REQUIRED TASK -> Print out each entry below exactly, please.

### INPUT FOR THIS TASK ###

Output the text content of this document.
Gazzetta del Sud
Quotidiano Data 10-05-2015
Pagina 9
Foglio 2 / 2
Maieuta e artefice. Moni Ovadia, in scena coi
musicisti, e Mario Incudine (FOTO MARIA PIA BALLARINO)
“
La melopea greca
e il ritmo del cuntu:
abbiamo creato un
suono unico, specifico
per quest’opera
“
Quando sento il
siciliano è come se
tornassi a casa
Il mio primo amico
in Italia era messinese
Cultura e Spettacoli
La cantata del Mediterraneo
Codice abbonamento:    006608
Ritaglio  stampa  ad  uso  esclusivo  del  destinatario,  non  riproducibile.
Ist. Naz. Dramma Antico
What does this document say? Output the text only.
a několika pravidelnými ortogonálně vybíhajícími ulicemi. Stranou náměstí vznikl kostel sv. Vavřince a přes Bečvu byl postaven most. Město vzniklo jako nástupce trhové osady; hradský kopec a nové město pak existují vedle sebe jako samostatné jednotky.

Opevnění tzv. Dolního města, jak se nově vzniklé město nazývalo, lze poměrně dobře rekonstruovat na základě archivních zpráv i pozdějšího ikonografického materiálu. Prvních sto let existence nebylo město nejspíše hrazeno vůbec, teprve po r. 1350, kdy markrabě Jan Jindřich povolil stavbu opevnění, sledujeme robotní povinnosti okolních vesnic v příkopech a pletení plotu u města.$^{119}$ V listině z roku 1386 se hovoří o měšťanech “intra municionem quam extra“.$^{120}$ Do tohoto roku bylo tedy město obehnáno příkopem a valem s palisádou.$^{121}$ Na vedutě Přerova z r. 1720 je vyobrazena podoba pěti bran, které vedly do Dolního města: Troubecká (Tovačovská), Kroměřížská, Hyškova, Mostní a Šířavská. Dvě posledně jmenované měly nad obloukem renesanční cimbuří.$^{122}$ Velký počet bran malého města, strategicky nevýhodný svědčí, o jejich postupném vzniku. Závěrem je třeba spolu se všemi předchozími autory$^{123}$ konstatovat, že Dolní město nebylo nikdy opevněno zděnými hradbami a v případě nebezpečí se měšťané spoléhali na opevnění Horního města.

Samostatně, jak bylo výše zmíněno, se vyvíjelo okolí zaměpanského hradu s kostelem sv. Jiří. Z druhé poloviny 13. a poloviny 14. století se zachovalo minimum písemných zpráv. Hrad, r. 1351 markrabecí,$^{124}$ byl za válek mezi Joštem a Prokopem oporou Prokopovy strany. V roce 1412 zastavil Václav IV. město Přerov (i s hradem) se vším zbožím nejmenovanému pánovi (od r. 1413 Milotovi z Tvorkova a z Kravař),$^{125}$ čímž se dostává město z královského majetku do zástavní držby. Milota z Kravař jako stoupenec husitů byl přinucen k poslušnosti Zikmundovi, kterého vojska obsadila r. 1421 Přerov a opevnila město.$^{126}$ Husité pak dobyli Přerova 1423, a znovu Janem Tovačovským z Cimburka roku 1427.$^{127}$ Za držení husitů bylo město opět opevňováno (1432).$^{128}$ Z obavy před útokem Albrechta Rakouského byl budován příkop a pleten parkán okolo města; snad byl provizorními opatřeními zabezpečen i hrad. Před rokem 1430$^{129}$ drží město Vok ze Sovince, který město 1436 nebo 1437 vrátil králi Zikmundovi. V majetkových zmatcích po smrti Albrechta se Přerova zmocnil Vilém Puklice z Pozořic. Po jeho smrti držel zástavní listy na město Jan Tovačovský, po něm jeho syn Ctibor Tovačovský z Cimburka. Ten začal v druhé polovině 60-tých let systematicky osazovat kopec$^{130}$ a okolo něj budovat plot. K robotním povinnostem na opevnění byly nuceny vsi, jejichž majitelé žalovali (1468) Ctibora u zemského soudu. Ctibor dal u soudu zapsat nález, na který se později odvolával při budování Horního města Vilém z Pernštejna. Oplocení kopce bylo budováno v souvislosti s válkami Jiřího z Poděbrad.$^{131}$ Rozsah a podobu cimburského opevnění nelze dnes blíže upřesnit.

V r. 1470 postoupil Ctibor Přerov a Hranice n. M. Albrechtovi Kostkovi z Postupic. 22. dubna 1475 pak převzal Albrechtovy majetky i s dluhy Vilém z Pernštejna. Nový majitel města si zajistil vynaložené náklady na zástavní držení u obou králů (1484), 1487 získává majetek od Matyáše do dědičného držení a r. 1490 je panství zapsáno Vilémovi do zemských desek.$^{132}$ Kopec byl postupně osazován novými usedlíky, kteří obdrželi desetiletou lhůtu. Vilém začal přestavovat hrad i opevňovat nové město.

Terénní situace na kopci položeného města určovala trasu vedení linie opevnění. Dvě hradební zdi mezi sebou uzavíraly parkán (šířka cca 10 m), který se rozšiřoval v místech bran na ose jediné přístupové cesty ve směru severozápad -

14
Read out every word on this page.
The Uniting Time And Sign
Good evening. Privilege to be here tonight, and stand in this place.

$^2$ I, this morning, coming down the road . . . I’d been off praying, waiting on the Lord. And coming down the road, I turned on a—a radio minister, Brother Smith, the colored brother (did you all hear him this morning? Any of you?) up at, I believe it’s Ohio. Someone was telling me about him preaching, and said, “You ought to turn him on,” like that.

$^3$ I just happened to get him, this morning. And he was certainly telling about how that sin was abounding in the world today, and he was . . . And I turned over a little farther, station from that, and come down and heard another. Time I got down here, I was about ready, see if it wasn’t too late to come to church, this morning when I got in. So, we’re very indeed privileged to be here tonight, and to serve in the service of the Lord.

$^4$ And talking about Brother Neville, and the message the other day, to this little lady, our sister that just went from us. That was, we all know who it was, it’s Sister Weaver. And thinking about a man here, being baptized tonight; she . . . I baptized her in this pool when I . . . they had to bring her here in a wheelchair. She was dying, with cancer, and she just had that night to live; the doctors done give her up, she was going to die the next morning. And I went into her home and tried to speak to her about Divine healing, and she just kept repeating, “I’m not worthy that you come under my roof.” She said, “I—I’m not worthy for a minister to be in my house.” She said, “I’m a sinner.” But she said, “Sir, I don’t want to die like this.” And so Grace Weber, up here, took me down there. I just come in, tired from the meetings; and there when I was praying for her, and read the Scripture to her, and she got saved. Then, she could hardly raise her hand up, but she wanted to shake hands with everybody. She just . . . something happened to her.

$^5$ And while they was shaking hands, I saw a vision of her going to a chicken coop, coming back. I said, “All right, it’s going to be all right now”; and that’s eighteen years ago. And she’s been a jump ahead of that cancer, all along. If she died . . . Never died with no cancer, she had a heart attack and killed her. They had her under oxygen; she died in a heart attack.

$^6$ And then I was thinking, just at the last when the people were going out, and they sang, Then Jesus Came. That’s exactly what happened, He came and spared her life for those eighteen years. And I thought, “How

###

SOLUTION TO THE PROBLEM ->
Output the text content of this document.
Gazzetta del Sud
Quotidiano Data 10-05-2015
Pagina 9
Foglio 2 / 2
Maieuta e artefice. Moni Ovadia, in scena coi
musicisti, e Mario Incudine (FOTO MARIA PIA BALLARINO)
“
La melopea greca
e il ritmo del cuntu:
abbiamo creato un
suono unico, specifico
per quest’opera
“
Quando sento il
siciliano è come se
tornassi a casa
Il mio primo amico
in Italia era messinese
Cultura e Spettacoli
La cantata del Mediterraneo
Codice abbonamento:    006608
Ritaglio  stampa  ad  uso  esclusivo  del  destinatario,  non  riproducibile.
Ist. Naz. Dramma Antico
What does this document say? Output the text only.
a několika pravidelnými ortogonálně vybíhajícími ulicemi. Stranou náměstí vznikl kostel sv. Vavřince a přes Bečvu byl postaven most. Město vzniklo jako nástupce trhové osady; hradský kopec a nové město pak existují vedle sebe jako samostatné jednotky.

Opevnění tzv. Dolního města, jak se nově vzniklé město nazývalo, lze poměrně dobře rekonstruovat na základě archivních zpráv i pozdějšího ikonografického materiálu. Prvních sto let existence nebylo město nejspíše hrazeno vůbec, teprve po r. 1350, kdy markrabě Jan Jindřich povolil stavbu opevnění, sledujeme robotní povinnosti okolních vesnic v příkopech a pletení plotu u města.$^{119}$ V listině z roku 1386 se hovoří o měšťanech “intra municionem quam extra“.$^{120}$ Do tohoto roku bylo tedy město obehnáno příkopem a valem s palisádou.$^{121}$ Na vedutě Přerova z r. 1720 je vyobrazena podoba pěti bran, které vedly do Dolního města: Troubecká (Tovačovská), Kroměřížská, Hyškova, Mostní a Šířavská. Dvě posledně jmenované měly nad obloukem renesanční cimbuří.$^{122}$ Velký počet bran malého města, strategicky nevýhodný svědčí, o jejich postupném vzniku. Závěrem je třeba spolu se všemi předchozími autory$^{123}$ konstatovat, že Dolní město nebylo nikdy opevněno zděnými hradbami a v případě nebezpečí se měšťané spoléhali na opevnění Horního města.

Samostatně, jak bylo výše zmíněno, se vyvíjelo okolí zaměpanského hradu s kostelem sv. Jiří. Z druhé poloviny 13. a poloviny 14. století se zachovalo minimum písemných zpráv. Hrad, r. 1351 markrabecí,$^{124}$ byl za válek mezi Joštem a Prokopem oporou Prokopovy strany. V roce 1412 zastavil Václav IV. město Přerov (i s hradem) se vším zbožím nejmenovanému pánovi (od r. 1413 Milotovi z Tvorkova a z Kravař),$^{125}$ čímž se dostává město z královského majetku do zástavní držby. Milota z Kravař jako stoupenec husitů byl přinucen k poslušnosti Zikmundovi, kterého vojska obsadila r. 1421 Přerov a opevnila město.$^{126}$ Husité pak dobyli Přerova 1423, a znovu Janem Tovačovským z Cimburka roku 1427.$^{127}$ Za držení husitů bylo město opět opevňováno (1432).$^{128}$ Z obavy před útokem Albrechta Rakouského byl budován příkop a pleten parkán okolo města; snad byl provizorními opatřeními zabezpečen i hrad. Před rokem 1430$^{129}$ drží město Vok ze Sovince, který město 1436 nebo 1437 vrátil králi Zikmundovi. V majetkových zmatcích po smrti Albrechta se Přerova zmocnil Vilém Puklice z Pozořic. Po jeho smrti držel zástavní listy na město Jan Tovačovský, po něm jeho syn Ctibor Tovačovský z Cimburka. Ten začal v druhé polovině 60-tých let systematicky osazovat kopec$^{130}$ a okolo něj budovat plot. K robotním povinnostem na opevnění byly nuceny vsi, jejichž majitelé žalovali (1468) Ctibora u zemského soudu. Ctibor dal u soudu zapsat nález, na který se později odvolával při budování Horního města Vilém z Pernštejna. Oplocení kopce bylo budováno v souvislosti s válkami Jiřího z Poděbrad.$^{131}$ Rozsah a podobu cimburského opevnění nelze dnes blíže upřesnit.

V r. 1470 postoupil Ctibor Přerov a Hranice n. M. Albrechtovi Kostkovi z Postupic. 22. dubna 1475 pak převzal Albrechtovy majetky i s dluhy Vilém z Pernštejna. Nový majitel města si zajistil vynaložené náklady na zástavní držení u obou králů (1484), 1487 získává majetek od Matyáše do dědičného držení a r. 1490 je panství zapsáno Vilémovi do zemských desek.$^{132}$ Kopec byl postupně osazován novými usedlíky, kteří obdrželi desetiletou lhůtu. Vilém začal přestavovat hrad i opevňovat nové město.

Terénní situace na kopci položeného města určovala trasu vedení linie opevnění. Dvě hradební zdi mezi sebou uzavíraly parkán (šířka cca 10 m), který se rozšiřoval v místech bran na ose jediné přístupové cesty ve směru severozápad -

14
Read out every word on this page.
The Uniting Time And Sign
Good evening. Privilege to be here tonight, and stand in this place.

$^2$ I, this morning, coming down the road . . . I’d been off praying, waiting on the Lord. And coming down the road, I turned on a—a radio minister, Brother Smith, the colored brother (did you all hear him this morning? Any of you?) up at, I believe it’s Ohio. Someone was telling me about him preaching, and said, “You ought to turn him on,” like that.

$^3$ I just happened to get him, this morning. And he was certainly telling about how that sin was abounding in the world today, and he was . . . And I turned over a little farther, station from that, and come down and heard another. Time I got down here, I was about ready, see if it wasn’t too late to come to church, this morning when I got in. So, we’re very indeed privileged to be here tonight, and to serve in the service of the Lord.

$^4$ And talking about Brother Neville, and the message the other day, to this little lady, our sister that just went from us. That was, we all know who it was, it’s Sister Weaver. And thinking about a man here, being baptized tonight; she . . . I baptized her in this pool when I . . . they had to bring her here in a wheelchair. She was dying, with cancer, and she just had that night to live; the doctors done give her up, she was going to die the next morning. And I went into her home and tried to speak to her about Divine healing, and she just kept repeating, “I’m not worthy that you come under my roof.” She said, “I—I’m not worthy for a minister to be in my house.” She said, “I’m a sinner.” But she said, “Sir, I don’t want to die like this.” And so Grace Weber, up here, took me down there. I just come in, tired from the meetings; and there when I was praying for her, and read the Scripture to her, and she got saved. Then, she could hardly raise her hand up, but she wanted to shake hands with everybody. She just . . . something happened to her.

$^5$ And while they was shaking hands, I saw a vision of her going to a chicken coop, coming back. I said, “All right, it’s going to be all right now”; and that’s eighteen years ago. And she’s been a jump ahead of that cancer, all along. If she died . . . Never died with no cancer, she had a heart attack and killed her. They had her under oxygen; she died in a heart attack.

$^6$ And then I was thinking, just at the last when the people were going out, and they sang, Then Jesus Came. That’s exactly what happened, He came and spared her life for those eighteen years. And I thought, “How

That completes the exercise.